* Dataset *
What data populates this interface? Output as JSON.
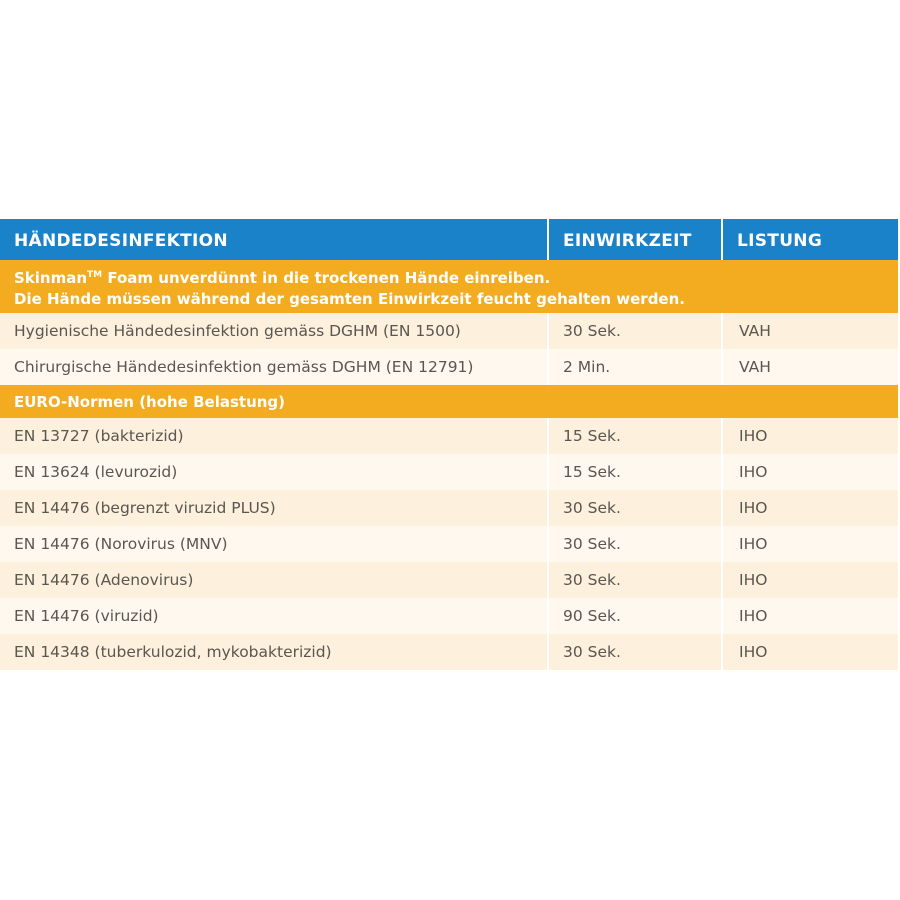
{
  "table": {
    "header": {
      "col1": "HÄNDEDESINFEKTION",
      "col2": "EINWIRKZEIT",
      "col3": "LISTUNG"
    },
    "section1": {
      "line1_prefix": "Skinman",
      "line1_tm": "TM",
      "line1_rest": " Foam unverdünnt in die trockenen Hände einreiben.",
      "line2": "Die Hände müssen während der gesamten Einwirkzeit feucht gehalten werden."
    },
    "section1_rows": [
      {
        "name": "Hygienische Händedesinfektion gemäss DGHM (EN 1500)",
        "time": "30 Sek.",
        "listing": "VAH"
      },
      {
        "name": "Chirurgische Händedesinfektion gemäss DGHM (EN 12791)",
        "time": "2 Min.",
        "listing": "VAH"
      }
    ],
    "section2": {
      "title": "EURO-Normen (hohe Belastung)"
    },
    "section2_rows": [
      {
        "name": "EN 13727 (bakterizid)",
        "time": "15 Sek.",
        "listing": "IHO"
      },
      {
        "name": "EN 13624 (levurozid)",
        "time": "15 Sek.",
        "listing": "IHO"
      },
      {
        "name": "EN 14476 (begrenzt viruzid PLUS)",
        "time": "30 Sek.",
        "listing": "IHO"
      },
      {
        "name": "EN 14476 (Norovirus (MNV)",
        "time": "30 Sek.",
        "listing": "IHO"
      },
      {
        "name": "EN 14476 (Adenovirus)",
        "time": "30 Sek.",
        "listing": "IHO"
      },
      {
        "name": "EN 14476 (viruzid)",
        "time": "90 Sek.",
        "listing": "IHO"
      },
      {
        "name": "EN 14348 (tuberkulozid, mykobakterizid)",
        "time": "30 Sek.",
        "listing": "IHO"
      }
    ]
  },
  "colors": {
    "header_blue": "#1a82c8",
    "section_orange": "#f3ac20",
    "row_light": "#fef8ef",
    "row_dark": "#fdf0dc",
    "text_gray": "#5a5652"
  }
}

* Exercise brief *
Leave out the pictures and copy everything else in the records word for word.

* Problem solution *
What data populates this interface? Output as JSON.
{
  "table": {
    "header": {
      "col1": "HÄNDEDESINFEKTION",
      "col2": "EINWIRKZEIT",
      "col3": "LISTUNG"
    },
    "section1": {
      "line1_prefix": "Skinman",
      "line1_tm": "TM",
      "line1_rest": " Foam unverdünnt in die trockenen Hände einreiben.",
      "line2": "Die Hände müssen während der gesamten Einwirkzeit feucht gehalten werden."
    },
    "section1_rows": [
      {
        "name": "Hygienische Händedesinfektion gemäss DGHM (EN 1500)",
        "time": "30 Sek.",
        "listing": "VAH"
      },
      {
        "name": "Chirurgische Händedesinfektion gemäss DGHM (EN 12791)",
        "time": "2 Min.",
        "listing": "VAH"
      }
    ],
    "section2": {
      "title": "EURO-Normen (hohe Belastung)"
    },
    "section2_rows": [
      {
        "name": "EN 13727 (bakterizid)",
        "time": "15 Sek.",
        "listing": "IHO"
      },
      {
        "name": "EN 13624 (levurozid)",
        "time": "15 Sek.",
        "listing": "IHO"
      },
      {
        "name": "EN 14476 (begrenzt viruzid PLUS)",
        "time": "30 Sek.",
        "listing": "IHO"
      },
      {
        "name": "EN 14476 (Norovirus (MNV)",
        "time": "30 Sek.",
        "listing": "IHO"
      },
      {
        "name": "EN 14476 (Adenovirus)",
        "time": "30 Sek.",
        "listing": "IHO"
      },
      {
        "name": "EN 14476 (viruzid)",
        "time": "90 Sek.",
        "listing": "IHO"
      },
      {
        "name": "EN 14348 (tuberkulozid, mykobakterizid)",
        "time": "30 Sek.",
        "listing": "IHO"
      }
    ]
  },
  "colors": {
    "header_blue": "#1a82c8",
    "section_orange": "#f3ac20",
    "row_light": "#fef8ef",
    "row_dark": "#fdf0dc",
    "text_gray": "#5a5652"
  }
}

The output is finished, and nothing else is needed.